What is expected. Set down each record exactly as written.

Available data.

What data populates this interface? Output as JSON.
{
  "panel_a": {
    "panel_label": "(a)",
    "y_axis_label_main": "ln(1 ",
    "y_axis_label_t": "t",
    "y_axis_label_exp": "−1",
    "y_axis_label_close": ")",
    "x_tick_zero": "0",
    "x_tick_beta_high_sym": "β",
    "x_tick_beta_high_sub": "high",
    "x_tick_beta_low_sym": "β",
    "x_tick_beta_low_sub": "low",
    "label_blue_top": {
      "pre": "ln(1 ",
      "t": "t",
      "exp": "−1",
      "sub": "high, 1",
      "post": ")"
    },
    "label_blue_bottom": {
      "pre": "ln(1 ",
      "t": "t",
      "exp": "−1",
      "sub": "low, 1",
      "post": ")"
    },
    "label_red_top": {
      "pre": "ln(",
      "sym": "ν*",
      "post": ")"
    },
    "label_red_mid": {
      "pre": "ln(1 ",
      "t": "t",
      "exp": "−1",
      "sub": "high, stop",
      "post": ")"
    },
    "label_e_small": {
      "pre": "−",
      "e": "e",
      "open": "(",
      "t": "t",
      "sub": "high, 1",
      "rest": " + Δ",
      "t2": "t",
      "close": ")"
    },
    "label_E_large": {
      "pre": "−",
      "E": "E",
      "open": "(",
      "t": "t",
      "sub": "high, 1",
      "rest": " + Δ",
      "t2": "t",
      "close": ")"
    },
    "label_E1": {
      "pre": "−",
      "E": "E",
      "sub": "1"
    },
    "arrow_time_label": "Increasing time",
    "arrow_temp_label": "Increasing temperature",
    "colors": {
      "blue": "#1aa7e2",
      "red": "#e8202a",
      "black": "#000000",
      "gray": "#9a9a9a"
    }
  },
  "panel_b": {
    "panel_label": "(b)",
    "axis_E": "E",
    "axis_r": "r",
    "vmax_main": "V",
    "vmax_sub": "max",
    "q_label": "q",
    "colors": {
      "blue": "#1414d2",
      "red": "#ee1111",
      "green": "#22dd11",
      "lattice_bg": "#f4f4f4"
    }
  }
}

Task result.
What data populates this interface? Output as JSON.
{
  "panel_a": {
    "panel_label": "(a)",
    "y_axis_label_main": "ln(1 ",
    "y_axis_label_t": "t",
    "y_axis_label_exp": "−1",
    "y_axis_label_close": ")",
    "x_tick_zero": "0",
    "x_tick_beta_high_sym": "β",
    "x_tick_beta_high_sub": "high",
    "x_tick_beta_low_sym": "β",
    "x_tick_beta_low_sub": "low",
    "label_blue_top": {
      "pre": "ln(1 ",
      "t": "t",
      "exp": "−1",
      "sub": "high, 1",
      "post": ")"
    },
    "label_blue_bottom": {
      "pre": "ln(1 ",
      "t": "t",
      "exp": "−1",
      "sub": "low, 1",
      "post": ")"
    },
    "label_red_top": {
      "pre": "ln(",
      "sym": "ν*",
      "post": ")"
    },
    "label_red_mid": {
      "pre": "ln(1 ",
      "t": "t",
      "exp": "−1",
      "sub": "high, stop",
      "post": ")"
    },
    "label_e_small": {
      "pre": "−",
      "e": "e",
      "open": "(",
      "t": "t",
      "sub": "high, 1",
      "rest": " + Δ",
      "t2": "t",
      "close": ")"
    },
    "label_E_large": {
      "pre": "−",
      "E": "E",
      "open": "(",
      "t": "t",
      "sub": "high, 1",
      "rest": " + Δ",
      "t2": "t",
      "close": ")"
    },
    "label_E1": {
      "pre": "−",
      "E": "E",
      "sub": "1"
    },
    "arrow_time_label": "Increasing time",
    "arrow_temp_label": "Increasing temperature",
    "colors": {
      "blue": "#1aa7e2",
      "red": "#e8202a",
      "black": "#000000",
      "gray": "#9a9a9a"
    }
  },
  "panel_b": {
    "panel_label": "(b)",
    "axis_E": "E",
    "axis_r": "r",
    "vmax_main": "V",
    "vmax_sub": "max",
    "q_label": "q",
    "colors": {
      "blue": "#1414d2",
      "red": "#ee1111",
      "green": "#22dd11",
      "lattice_bg": "#f4f4f4"
    }
  }
}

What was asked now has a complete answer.